SUPPLIED MATERIAL →
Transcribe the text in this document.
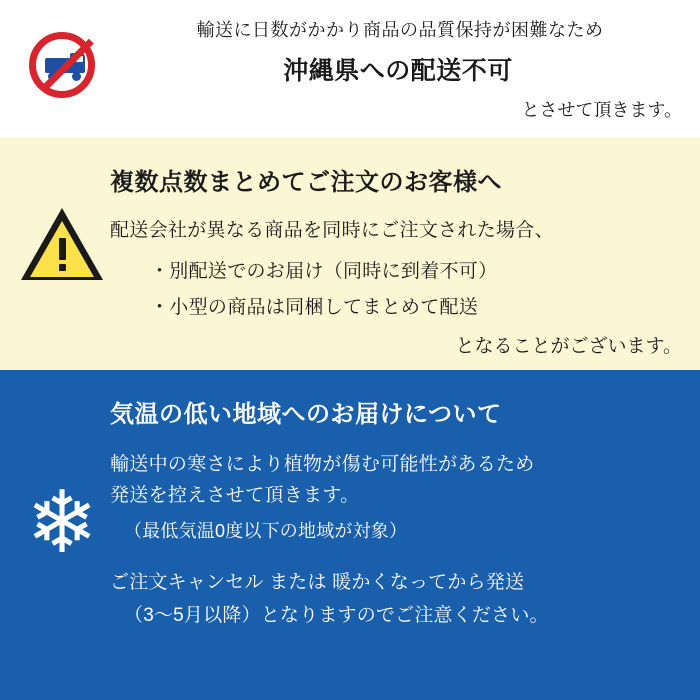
輸送に日数がかかり商品の品質保持が困難なため
沖縄県への配送不可
とさせて頂きます。
複数点数まとめてご注文のお客様へ
配送会社が異なる商品を同時にご注文された場合、
・別配送でのお届け（同時に到着不可）
・小型の商品は同梱してまとめて配送
となることがございます。
❄
気温の低い地域へのお届けについて
輸送中の寒さにより植物が傷む可能性があるため
発送を控えさせて頂きます。
（最低気温0度以下の地域が対象）
ご注文キャンセル または 暖かくなってから発送
（3〜5月以降）となりますのでご注意ください。
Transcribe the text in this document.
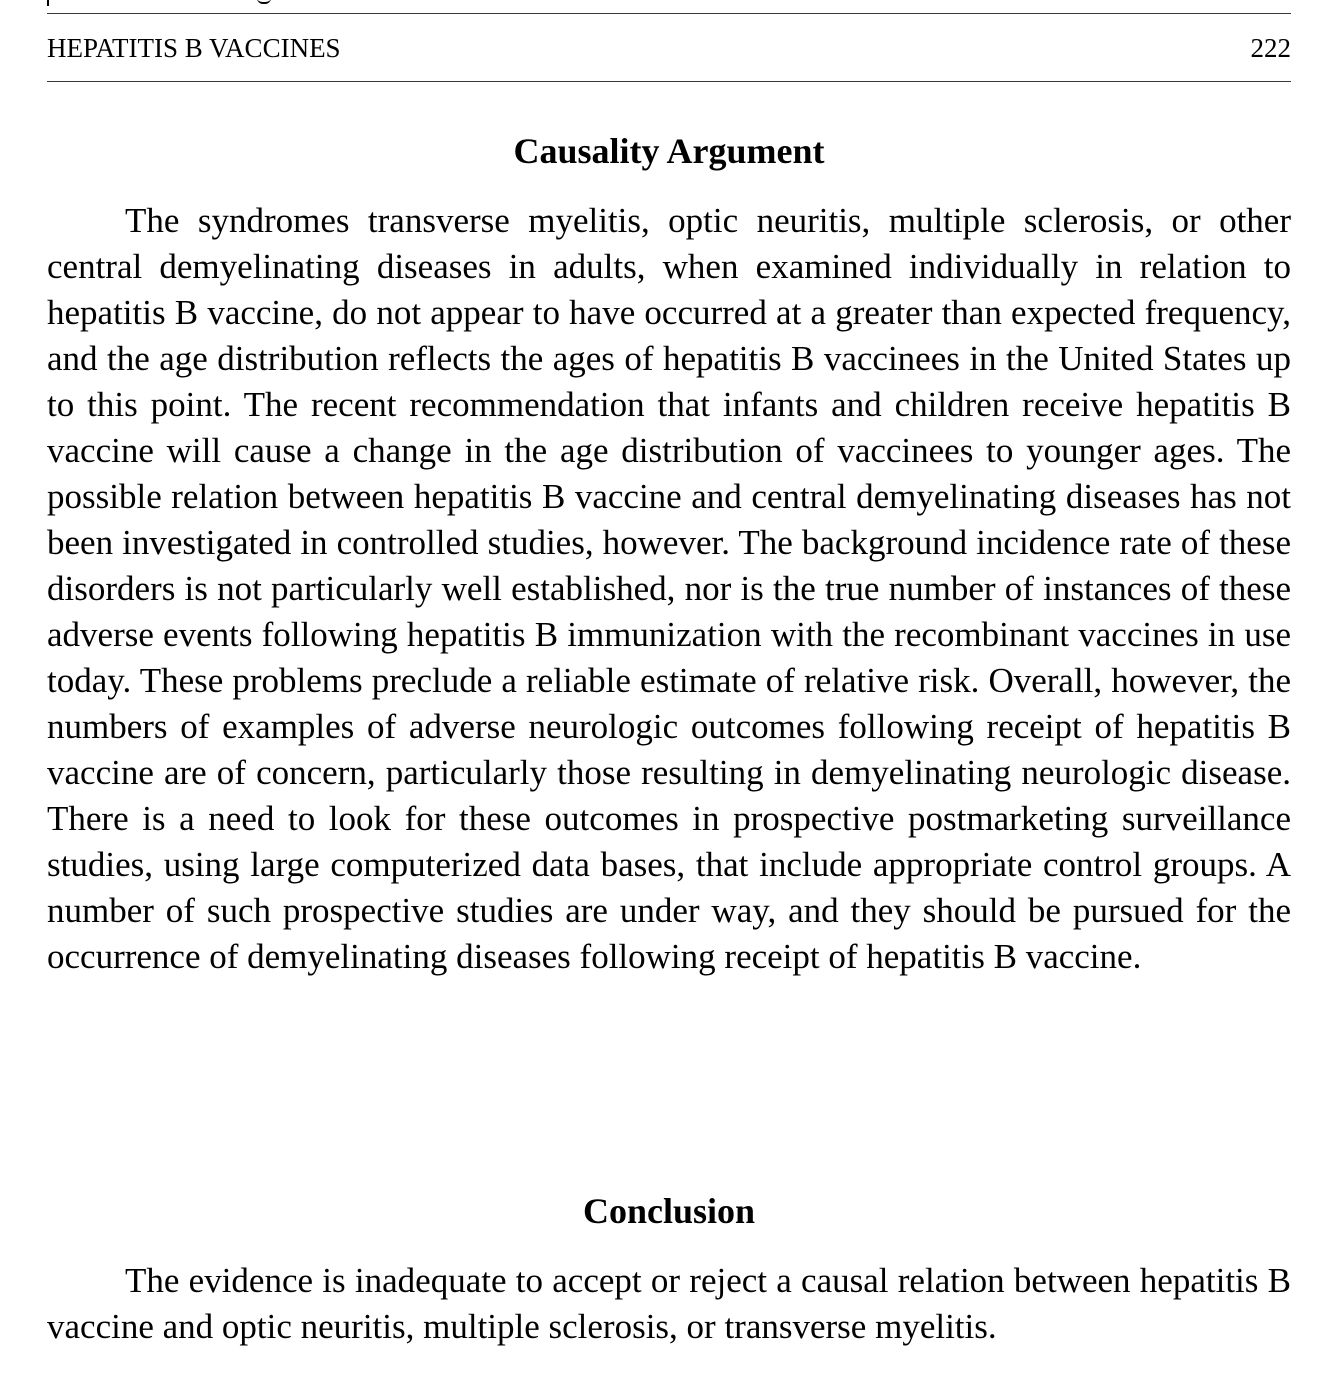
HEPATITIS B VACCINES	222
Causality Argument

The syndromes transverse myelitis, optic neuritis, multiple sclerosis, or other central demyelinating diseases in adults, when examined individually in relation to hepatitis B vaccine, do not appear to have occurred at a greater than expected frequency, and the age distribution reflects the ages of hepatitis B vaccinees in the United States up to this point. The recent recommendation that infants and children receive hepatitis B vaccine will cause a change in the age distribution of vaccinees to younger ages. The possible relation between hepatitis B vaccine and central demyelinating diseases has not been investigated in controlled studies, however. The background incidence rate of these disorders is not particularly well established, nor is the true number of instances of these adverse events following hepatitis B immunization with the recombinant vaccines in use today. These problems preclude a reliable estimate of relative risk. Overall, however, the numbers of examples of adverse neurologic outcomes following receipt of hepatitis B vaccine are of concern, particularly those resulting in demyelinating neurologic disease. There is a need to look for these outcomes in prospective postmarketing surveillance studies, using large computerized data bases, that include appropriate control groups. A number of such prospective studies are under way, and they should be pursued for the occurrence of demyelinating diseases following receipt of hepatitis B vaccine.

Conclusion

The evidence is inadequate to accept or reject a causal relation between hepatitis B vaccine and optic neuritis, multiple sclerosis, or transverse myelitis.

PROBLEM DESCRIPTION → Copy all the records above exactly, but leave out the pictures.

IN RESPONSE →
Transcribe the text in this document.
輸送に日数がかかり商品の品質保持が困難なため
沖縄県への配送不可
とさせて頂きます。
複数点数まとめてご注文のお客様へ
配送会社が異なる商品を同時にご注文された場合、
・別配送でのお届け（同時に到着不可）
・小型の商品は同梱してまとめて配送
となることがございます。
❄
気温の低い地域へのお届けについて
輸送中の寒さにより植物が傷む可能性があるため
発送を控えさせて頂きます。
（最低気温0度以下の地域が対象）
ご注文キャンセル または 暖かくなってから発送
（3〜5月以降）となりますのでご注意ください。
Transcribe the text in this document.
HEPATITIS B VACCINES	222
Causality Argument

The syndromes transverse myelitis, optic neuritis, multiple sclerosis, or other central demyelinating diseases in adults, when examined individually in relation to hepatitis B vaccine, do not appear to have occurred at a greater than expected frequency, and the age distribution reflects the ages of hepatitis B vaccinees in the United States up to this point. The recent recommendation that infants and children receive hepatitis B vaccine will cause a change in the age distribution of vaccinees to younger ages. The possible relation between hepatitis B vaccine and central demyelinating diseases has not been investigated in controlled studies, however. The background incidence rate of these disorders is not particularly well established, nor is the true number of instances of these adverse events following hepatitis B immunization with the recombinant vaccines in use today. These problems preclude a reliable estimate of relative risk. Overall, however, the numbers of examples of adverse neurologic outcomes following receipt of hepatitis B vaccine are of concern, particularly those resulting in demyelinating neurologic disease. There is a need to look for these outcomes in prospective postmarketing surveillance studies, using large computerized data bases, that include appropriate control groups. A number of such prospective studies are under way, and they should be pursued for the occurrence of demyelinating diseases following receipt of hepatitis B vaccine.

Conclusion

The evidence is inadequate to accept or reject a causal relation between hepatitis B vaccine and optic neuritis, multiple sclerosis, or transverse myelitis.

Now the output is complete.